_AIM OF THE TASK_
Work out how many lines of the records contain "Output". Answer with the number and nothing else.

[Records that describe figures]

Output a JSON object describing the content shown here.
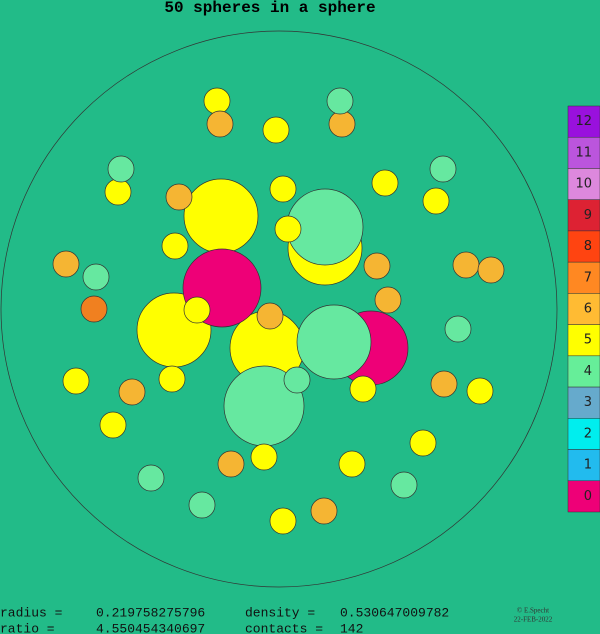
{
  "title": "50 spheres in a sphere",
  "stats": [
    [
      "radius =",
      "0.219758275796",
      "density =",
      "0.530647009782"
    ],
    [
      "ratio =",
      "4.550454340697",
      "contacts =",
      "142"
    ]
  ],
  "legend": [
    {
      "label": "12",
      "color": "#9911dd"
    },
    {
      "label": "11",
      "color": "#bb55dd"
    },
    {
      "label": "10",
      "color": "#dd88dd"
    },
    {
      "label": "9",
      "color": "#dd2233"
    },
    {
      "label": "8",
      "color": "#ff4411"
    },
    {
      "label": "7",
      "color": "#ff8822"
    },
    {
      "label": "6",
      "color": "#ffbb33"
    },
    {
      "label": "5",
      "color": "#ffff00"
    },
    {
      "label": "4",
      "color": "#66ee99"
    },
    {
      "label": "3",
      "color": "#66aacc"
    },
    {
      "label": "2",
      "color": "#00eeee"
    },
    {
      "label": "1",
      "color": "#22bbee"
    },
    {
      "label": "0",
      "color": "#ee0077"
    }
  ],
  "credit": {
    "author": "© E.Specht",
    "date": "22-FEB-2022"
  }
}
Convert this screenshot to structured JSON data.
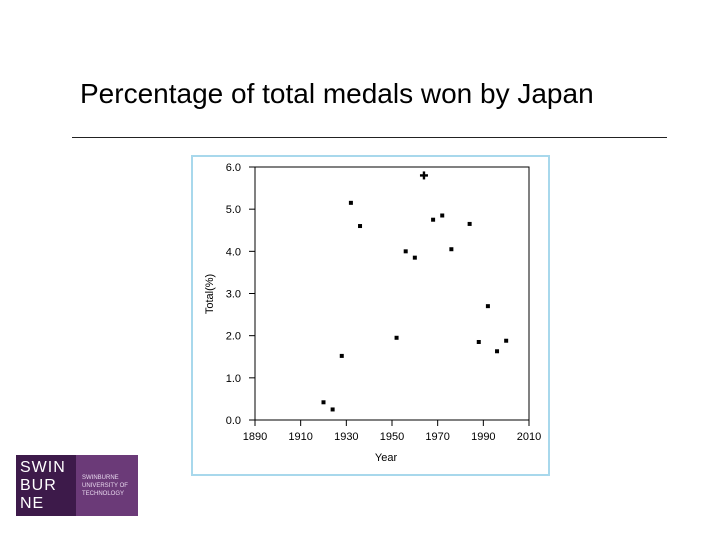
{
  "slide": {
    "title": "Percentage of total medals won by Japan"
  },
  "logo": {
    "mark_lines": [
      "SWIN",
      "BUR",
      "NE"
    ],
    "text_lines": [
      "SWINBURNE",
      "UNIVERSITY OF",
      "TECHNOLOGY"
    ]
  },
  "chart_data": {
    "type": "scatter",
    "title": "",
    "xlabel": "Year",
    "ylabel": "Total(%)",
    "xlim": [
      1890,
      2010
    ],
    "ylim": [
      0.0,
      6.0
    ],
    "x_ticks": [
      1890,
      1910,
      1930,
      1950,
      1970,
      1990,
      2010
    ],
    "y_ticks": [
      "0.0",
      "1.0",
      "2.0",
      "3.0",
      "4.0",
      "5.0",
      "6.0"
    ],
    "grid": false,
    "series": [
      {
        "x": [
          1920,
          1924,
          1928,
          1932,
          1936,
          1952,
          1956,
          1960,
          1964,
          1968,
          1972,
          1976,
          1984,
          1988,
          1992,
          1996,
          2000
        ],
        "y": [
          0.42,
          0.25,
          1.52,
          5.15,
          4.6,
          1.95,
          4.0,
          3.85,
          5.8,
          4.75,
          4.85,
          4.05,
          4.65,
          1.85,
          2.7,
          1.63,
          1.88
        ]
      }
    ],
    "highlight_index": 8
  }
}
---
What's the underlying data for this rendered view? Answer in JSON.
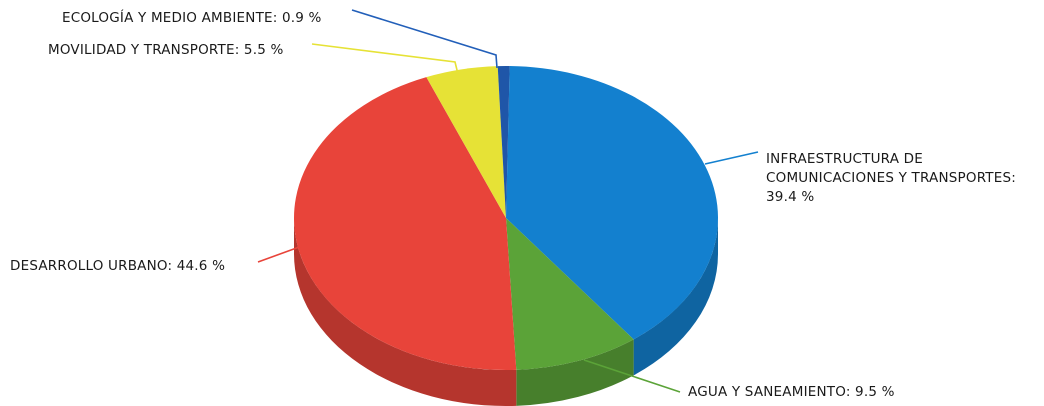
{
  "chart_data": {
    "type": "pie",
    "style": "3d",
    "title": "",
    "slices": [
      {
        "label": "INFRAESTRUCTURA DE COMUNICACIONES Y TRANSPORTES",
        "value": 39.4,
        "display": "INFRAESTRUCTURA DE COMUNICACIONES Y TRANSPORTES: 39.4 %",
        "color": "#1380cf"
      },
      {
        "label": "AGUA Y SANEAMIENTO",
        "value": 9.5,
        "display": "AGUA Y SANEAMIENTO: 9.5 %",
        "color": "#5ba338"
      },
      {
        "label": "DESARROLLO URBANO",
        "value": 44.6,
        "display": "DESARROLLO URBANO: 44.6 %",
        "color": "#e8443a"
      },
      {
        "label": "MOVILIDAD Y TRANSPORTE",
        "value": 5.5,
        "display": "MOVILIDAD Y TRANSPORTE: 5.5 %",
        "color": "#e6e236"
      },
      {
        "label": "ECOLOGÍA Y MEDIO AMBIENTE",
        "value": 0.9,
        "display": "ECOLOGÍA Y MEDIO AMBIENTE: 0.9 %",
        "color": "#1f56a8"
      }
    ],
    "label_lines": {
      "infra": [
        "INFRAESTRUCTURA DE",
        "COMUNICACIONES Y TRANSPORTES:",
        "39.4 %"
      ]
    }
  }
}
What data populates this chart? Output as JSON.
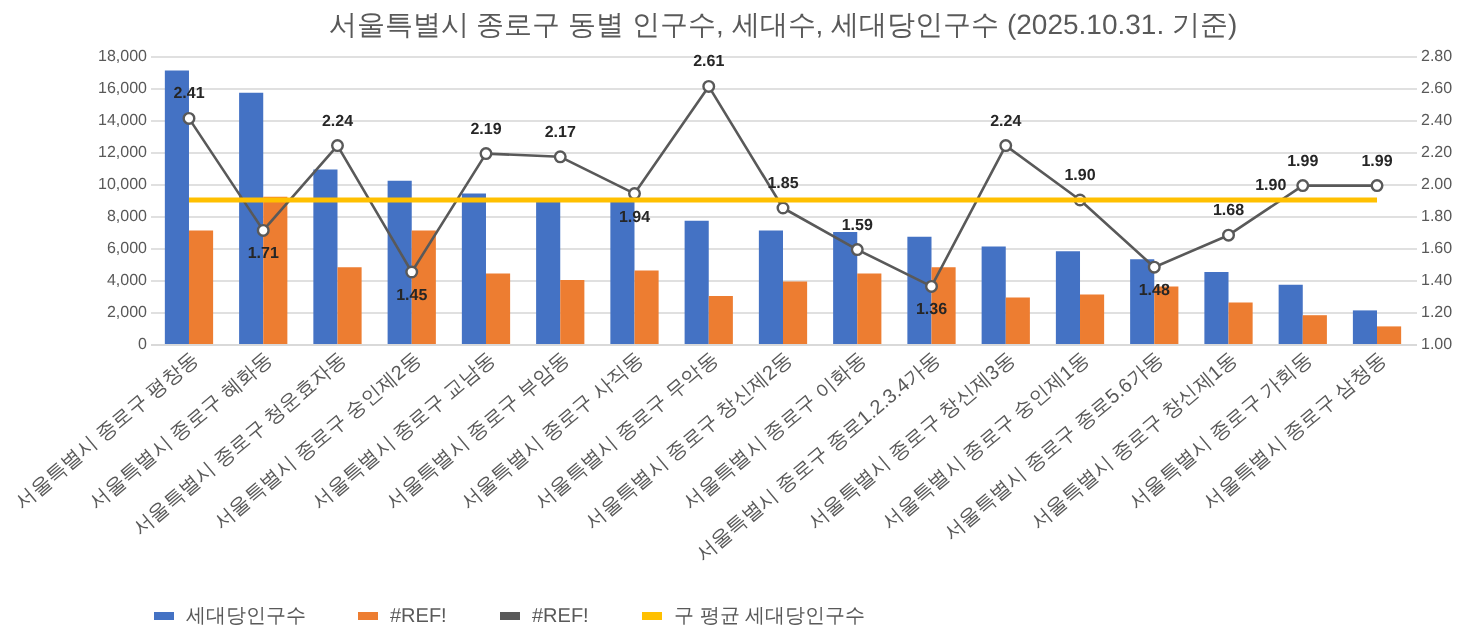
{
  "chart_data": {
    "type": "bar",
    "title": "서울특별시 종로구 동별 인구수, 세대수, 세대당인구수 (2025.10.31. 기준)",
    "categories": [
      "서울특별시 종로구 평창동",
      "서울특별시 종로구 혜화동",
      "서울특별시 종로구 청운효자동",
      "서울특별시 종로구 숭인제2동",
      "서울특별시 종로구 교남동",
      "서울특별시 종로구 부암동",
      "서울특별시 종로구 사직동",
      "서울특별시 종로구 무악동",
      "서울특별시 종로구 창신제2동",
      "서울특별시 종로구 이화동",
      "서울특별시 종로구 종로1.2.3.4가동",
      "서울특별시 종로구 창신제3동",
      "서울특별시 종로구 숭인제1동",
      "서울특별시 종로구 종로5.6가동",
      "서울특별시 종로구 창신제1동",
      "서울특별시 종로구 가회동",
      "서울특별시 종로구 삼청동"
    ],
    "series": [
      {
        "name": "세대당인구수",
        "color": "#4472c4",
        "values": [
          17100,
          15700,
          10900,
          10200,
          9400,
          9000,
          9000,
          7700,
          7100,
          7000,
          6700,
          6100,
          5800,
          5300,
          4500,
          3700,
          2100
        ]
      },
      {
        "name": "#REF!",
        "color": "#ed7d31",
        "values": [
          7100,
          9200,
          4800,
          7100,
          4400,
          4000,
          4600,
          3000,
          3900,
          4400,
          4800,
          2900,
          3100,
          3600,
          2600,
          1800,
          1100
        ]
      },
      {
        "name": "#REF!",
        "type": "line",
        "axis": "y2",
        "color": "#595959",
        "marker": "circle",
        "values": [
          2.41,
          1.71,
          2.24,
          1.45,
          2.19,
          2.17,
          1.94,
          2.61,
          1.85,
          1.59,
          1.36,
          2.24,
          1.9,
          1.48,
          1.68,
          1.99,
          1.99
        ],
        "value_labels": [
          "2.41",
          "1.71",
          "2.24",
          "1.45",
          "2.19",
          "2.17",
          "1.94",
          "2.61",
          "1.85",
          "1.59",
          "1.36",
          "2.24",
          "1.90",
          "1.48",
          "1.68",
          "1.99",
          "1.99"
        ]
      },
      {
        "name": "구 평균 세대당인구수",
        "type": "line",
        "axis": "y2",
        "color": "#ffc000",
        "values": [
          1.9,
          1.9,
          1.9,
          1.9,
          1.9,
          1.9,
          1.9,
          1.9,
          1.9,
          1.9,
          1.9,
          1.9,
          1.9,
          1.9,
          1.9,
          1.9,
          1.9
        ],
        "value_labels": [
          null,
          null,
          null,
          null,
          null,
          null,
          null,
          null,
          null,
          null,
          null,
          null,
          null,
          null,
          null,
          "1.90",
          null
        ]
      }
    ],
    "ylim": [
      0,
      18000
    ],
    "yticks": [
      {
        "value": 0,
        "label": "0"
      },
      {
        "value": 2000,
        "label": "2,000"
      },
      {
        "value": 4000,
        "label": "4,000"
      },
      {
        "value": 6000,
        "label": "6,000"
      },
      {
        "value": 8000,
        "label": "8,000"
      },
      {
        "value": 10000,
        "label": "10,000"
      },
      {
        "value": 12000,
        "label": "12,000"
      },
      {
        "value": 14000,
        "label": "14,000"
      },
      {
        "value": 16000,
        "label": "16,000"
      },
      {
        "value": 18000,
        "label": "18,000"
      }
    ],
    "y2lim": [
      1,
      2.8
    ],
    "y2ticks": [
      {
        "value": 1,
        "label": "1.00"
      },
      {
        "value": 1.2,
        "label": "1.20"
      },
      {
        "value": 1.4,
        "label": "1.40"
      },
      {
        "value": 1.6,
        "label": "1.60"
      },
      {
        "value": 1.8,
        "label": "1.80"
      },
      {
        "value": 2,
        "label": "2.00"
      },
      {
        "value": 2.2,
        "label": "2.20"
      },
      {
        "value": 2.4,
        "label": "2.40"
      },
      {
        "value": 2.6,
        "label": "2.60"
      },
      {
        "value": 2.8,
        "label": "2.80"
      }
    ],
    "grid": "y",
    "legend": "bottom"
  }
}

_EXPECTED ANSWER_
2